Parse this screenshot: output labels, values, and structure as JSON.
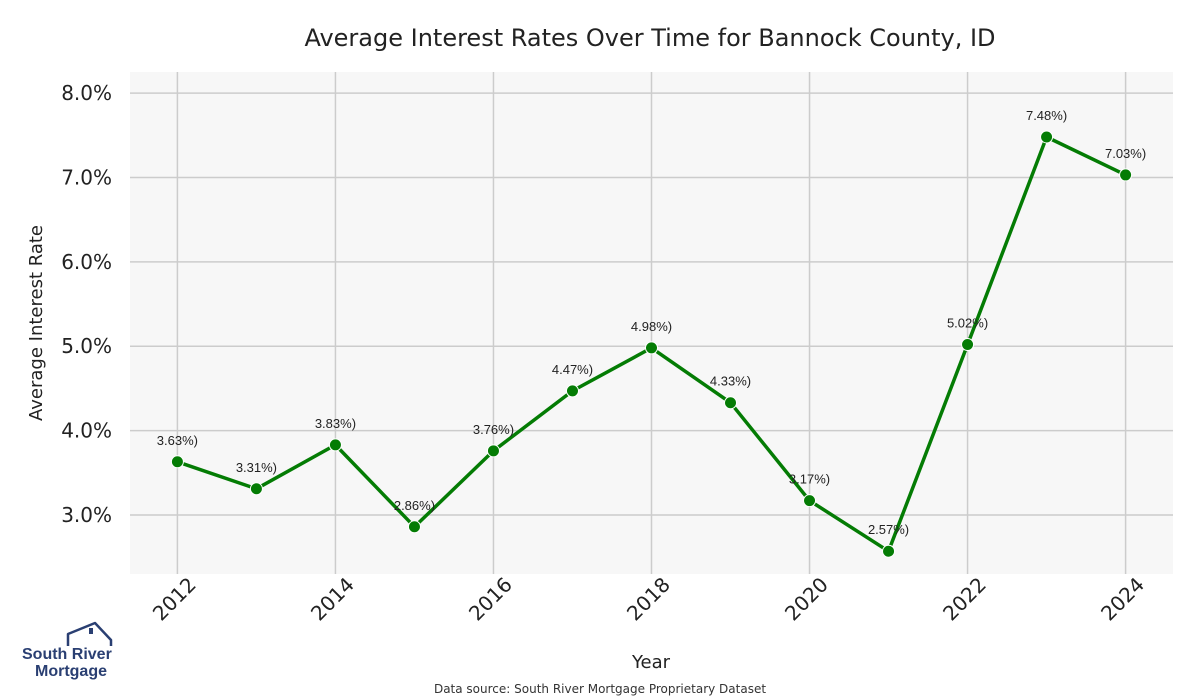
**********
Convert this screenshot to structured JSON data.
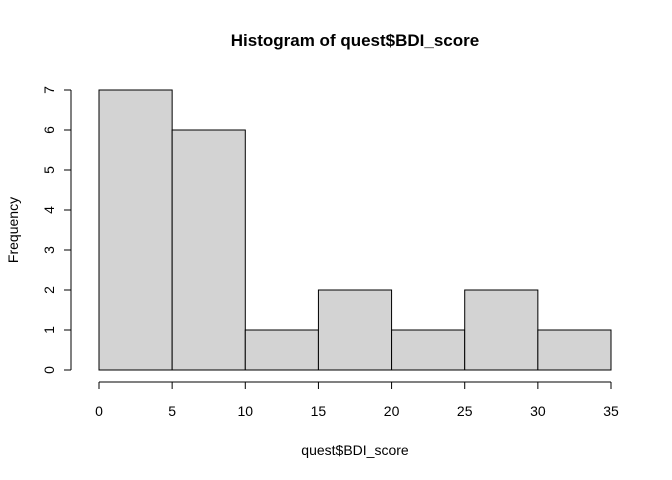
**********
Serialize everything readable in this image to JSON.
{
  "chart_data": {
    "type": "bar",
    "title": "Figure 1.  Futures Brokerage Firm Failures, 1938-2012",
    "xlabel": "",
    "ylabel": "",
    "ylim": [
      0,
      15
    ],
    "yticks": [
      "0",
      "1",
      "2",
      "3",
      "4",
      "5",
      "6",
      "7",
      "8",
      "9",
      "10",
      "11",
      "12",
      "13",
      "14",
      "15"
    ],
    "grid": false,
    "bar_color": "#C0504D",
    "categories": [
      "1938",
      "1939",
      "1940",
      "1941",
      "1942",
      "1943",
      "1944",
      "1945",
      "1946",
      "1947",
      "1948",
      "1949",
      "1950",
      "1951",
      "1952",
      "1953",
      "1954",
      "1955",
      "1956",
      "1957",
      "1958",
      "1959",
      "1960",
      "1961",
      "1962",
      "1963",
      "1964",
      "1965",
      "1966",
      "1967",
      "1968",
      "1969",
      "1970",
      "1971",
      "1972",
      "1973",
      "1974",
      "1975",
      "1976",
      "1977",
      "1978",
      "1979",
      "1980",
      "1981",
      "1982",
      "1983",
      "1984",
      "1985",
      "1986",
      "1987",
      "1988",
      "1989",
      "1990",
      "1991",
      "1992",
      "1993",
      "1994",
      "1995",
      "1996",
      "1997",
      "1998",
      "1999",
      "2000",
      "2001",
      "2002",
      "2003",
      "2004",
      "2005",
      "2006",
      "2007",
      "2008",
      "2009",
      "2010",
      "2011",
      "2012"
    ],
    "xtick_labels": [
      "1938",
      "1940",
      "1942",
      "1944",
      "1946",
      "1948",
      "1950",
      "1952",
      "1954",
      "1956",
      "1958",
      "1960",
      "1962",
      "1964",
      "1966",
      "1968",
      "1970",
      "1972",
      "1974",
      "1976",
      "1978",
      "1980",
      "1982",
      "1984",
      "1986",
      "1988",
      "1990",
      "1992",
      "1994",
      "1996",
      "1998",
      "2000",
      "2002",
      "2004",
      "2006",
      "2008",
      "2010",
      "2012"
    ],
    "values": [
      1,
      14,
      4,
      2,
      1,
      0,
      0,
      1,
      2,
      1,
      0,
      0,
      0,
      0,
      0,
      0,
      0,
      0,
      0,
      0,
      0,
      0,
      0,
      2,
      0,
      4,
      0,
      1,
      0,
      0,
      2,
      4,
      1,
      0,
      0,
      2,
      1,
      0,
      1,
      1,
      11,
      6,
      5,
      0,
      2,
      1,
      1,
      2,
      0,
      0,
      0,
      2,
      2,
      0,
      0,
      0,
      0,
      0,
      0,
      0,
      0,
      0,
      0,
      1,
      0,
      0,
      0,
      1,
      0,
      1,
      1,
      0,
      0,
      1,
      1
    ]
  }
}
**********
### Your task
Above are the records. Identify each line that contains the word "screenshot".

### Answer below
Parse this screenshot: output labels, values, and structure as JSON.
Convert this screenshot to structured JSON data.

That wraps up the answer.